** Exercise objective **
Return every entry exactly as written.

"""

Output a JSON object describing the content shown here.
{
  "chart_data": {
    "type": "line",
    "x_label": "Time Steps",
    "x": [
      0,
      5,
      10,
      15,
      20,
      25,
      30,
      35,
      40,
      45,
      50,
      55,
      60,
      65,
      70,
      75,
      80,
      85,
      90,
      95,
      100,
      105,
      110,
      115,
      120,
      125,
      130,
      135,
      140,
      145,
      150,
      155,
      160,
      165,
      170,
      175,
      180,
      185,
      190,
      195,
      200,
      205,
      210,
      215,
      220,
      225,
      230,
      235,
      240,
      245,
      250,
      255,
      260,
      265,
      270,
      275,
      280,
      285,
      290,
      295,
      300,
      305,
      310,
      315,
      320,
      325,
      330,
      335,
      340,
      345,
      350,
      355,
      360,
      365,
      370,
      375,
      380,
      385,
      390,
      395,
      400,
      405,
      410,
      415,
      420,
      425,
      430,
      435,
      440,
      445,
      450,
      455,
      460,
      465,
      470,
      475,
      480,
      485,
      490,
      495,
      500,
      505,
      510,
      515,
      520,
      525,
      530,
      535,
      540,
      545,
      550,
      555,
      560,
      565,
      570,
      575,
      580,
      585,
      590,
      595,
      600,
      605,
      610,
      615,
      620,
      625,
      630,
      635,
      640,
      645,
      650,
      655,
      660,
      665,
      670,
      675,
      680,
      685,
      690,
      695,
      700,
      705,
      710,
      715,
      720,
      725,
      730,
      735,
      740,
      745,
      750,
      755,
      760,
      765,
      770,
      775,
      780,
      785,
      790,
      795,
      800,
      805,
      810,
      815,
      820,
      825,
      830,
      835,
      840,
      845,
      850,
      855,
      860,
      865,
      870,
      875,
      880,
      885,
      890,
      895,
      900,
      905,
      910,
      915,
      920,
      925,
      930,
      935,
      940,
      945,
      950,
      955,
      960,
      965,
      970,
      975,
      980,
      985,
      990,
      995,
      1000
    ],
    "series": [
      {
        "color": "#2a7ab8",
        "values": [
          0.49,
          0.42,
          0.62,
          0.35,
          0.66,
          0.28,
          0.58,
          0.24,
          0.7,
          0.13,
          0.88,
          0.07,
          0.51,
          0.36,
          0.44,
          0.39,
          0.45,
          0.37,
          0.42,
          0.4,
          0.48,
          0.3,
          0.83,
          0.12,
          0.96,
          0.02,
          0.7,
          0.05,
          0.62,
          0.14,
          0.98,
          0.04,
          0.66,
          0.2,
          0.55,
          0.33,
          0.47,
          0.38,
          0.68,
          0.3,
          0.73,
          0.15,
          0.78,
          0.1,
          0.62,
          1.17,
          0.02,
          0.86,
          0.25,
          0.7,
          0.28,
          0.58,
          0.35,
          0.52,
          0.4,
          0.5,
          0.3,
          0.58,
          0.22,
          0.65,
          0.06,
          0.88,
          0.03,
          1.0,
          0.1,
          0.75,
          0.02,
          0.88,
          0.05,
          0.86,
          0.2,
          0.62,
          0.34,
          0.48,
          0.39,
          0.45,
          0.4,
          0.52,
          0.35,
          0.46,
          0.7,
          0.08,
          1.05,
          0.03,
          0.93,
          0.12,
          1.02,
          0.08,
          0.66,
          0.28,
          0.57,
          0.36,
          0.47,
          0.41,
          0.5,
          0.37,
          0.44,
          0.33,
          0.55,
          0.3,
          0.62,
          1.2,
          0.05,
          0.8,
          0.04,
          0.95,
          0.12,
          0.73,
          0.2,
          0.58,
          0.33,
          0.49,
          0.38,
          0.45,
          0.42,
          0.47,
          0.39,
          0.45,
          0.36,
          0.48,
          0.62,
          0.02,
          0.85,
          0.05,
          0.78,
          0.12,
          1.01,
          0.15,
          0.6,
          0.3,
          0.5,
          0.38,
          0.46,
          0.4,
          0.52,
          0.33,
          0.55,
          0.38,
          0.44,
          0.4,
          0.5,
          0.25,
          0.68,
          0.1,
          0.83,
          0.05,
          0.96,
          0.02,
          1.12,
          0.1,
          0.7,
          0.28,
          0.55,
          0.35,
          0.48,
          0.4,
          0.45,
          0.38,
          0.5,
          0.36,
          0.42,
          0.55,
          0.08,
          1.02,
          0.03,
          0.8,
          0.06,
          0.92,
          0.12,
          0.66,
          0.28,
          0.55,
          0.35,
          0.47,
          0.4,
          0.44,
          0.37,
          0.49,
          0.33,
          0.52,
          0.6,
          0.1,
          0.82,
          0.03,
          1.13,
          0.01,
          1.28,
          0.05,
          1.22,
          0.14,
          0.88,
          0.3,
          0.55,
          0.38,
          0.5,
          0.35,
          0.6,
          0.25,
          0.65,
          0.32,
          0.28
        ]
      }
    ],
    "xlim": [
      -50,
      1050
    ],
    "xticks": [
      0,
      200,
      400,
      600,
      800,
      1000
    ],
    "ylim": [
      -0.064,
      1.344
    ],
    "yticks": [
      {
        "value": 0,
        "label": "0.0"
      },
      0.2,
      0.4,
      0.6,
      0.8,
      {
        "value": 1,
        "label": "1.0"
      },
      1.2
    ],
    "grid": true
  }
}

"""

** Solution to the problem **
Output a JSON object describing the content shown here.
{
  "chart_data": {
    "type": "line",
    "x_label": "Time Steps",
    "x": [
      0,
      5,
      10,
      15,
      20,
      25,
      30,
      35,
      40,
      45,
      50,
      55,
      60,
      65,
      70,
      75,
      80,
      85,
      90,
      95,
      100,
      105,
      110,
      115,
      120,
      125,
      130,
      135,
      140,
      145,
      150,
      155,
      160,
      165,
      170,
      175,
      180,
      185,
      190,
      195,
      200,
      205,
      210,
      215,
      220,
      225,
      230,
      235,
      240,
      245,
      250,
      255,
      260,
      265,
      270,
      275,
      280,
      285,
      290,
      295,
      300,
      305,
      310,
      315,
      320,
      325,
      330,
      335,
      340,
      345,
      350,
      355,
      360,
      365,
      370,
      375,
      380,
      385,
      390,
      395,
      400,
      405,
      410,
      415,
      420,
      425,
      430,
      435,
      440,
      445,
      450,
      455,
      460,
      465,
      470,
      475,
      480,
      485,
      490,
      495,
      500,
      505,
      510,
      515,
      520,
      525,
      530,
      535,
      540,
      545,
      550,
      555,
      560,
      565,
      570,
      575,
      580,
      585,
      590,
      595,
      600,
      605,
      610,
      615,
      620,
      625,
      630,
      635,
      640,
      645,
      650,
      655,
      660,
      665,
      670,
      675,
      680,
      685,
      690,
      695,
      700,
      705,
      710,
      715,
      720,
      725,
      730,
      735,
      740,
      745,
      750,
      755,
      760,
      765,
      770,
      775,
      780,
      785,
      790,
      795,
      800,
      805,
      810,
      815,
      820,
      825,
      830,
      835,
      840,
      845,
      850,
      855,
      860,
      865,
      870,
      875,
      880,
      885,
      890,
      895,
      900,
      905,
      910,
      915,
      920,
      925,
      930,
      935,
      940,
      945,
      950,
      955,
      960,
      965,
      970,
      975,
      980,
      985,
      990,
      995,
      1000
    ],
    "series": [
      {
        "color": "#2a7ab8",
        "values": [
          0.49,
          0.42,
          0.62,
          0.35,
          0.66,
          0.28,
          0.58,
          0.24,
          0.7,
          0.13,
          0.88,
          0.07,
          0.51,
          0.36,
          0.44,
          0.39,
          0.45,
          0.37,
          0.42,
          0.4,
          0.48,
          0.3,
          0.83,
          0.12,
          0.96,
          0.02,
          0.7,
          0.05,
          0.62,
          0.14,
          0.98,
          0.04,
          0.66,
          0.2,
          0.55,
          0.33,
          0.47,
          0.38,
          0.68,
          0.3,
          0.73,
          0.15,
          0.78,
          0.1,
          0.62,
          1.17,
          0.02,
          0.86,
          0.25,
          0.7,
          0.28,
          0.58,
          0.35,
          0.52,
          0.4,
          0.5,
          0.3,
          0.58,
          0.22,
          0.65,
          0.06,
          0.88,
          0.03,
          1.0,
          0.1,
          0.75,
          0.02,
          0.88,
          0.05,
          0.86,
          0.2,
          0.62,
          0.34,
          0.48,
          0.39,
          0.45,
          0.4,
          0.52,
          0.35,
          0.46,
          0.7,
          0.08,
          1.05,
          0.03,
          0.93,
          0.12,
          1.02,
          0.08,
          0.66,
          0.28,
          0.57,
          0.36,
          0.47,
          0.41,
          0.5,
          0.37,
          0.44,
          0.33,
          0.55,
          0.3,
          0.62,
          1.2,
          0.05,
          0.8,
          0.04,
          0.95,
          0.12,
          0.73,
          0.2,
          0.58,
          0.33,
          0.49,
          0.38,
          0.45,
          0.42,
          0.47,
          0.39,
          0.45,
          0.36,
          0.48,
          0.62,
          0.02,
          0.85,
          0.05,
          0.78,
          0.12,
          1.01,
          0.15,
          0.6,
          0.3,
          0.5,
          0.38,
          0.46,
          0.4,
          0.52,
          0.33,
          0.55,
          0.38,
          0.44,
          0.4,
          0.5,
          0.25,
          0.68,
          0.1,
          0.83,
          0.05,
          0.96,
          0.02,
          1.12,
          0.1,
          0.7,
          0.28,
          0.55,
          0.35,
          0.48,
          0.4,
          0.45,
          0.38,
          0.5,
          0.36,
          0.42,
          0.55,
          0.08,
          1.02,
          0.03,
          0.8,
          0.06,
          0.92,
          0.12,
          0.66,
          0.28,
          0.55,
          0.35,
          0.47,
          0.4,
          0.44,
          0.37,
          0.49,
          0.33,
          0.52,
          0.6,
          0.1,
          0.82,
          0.03,
          1.13,
          0.01,
          1.28,
          0.05,
          1.22,
          0.14,
          0.88,
          0.3,
          0.55,
          0.38,
          0.5,
          0.35,
          0.6,
          0.25,
          0.65,
          0.32,
          0.28
        ]
      }
    ],
    "xlim": [
      -50,
      1050
    ],
    "xticks": [
      0,
      200,
      400,
      600,
      800,
      1000
    ],
    "ylim": [
      -0.064,
      1.344
    ],
    "yticks": [
      {
        "value": 0,
        "label": "0.0"
      },
      0.2,
      0.4,
      0.6,
      0.8,
      {
        "value": 1,
        "label": "1.0"
      },
      1.2
    ],
    "grid": true
  }
}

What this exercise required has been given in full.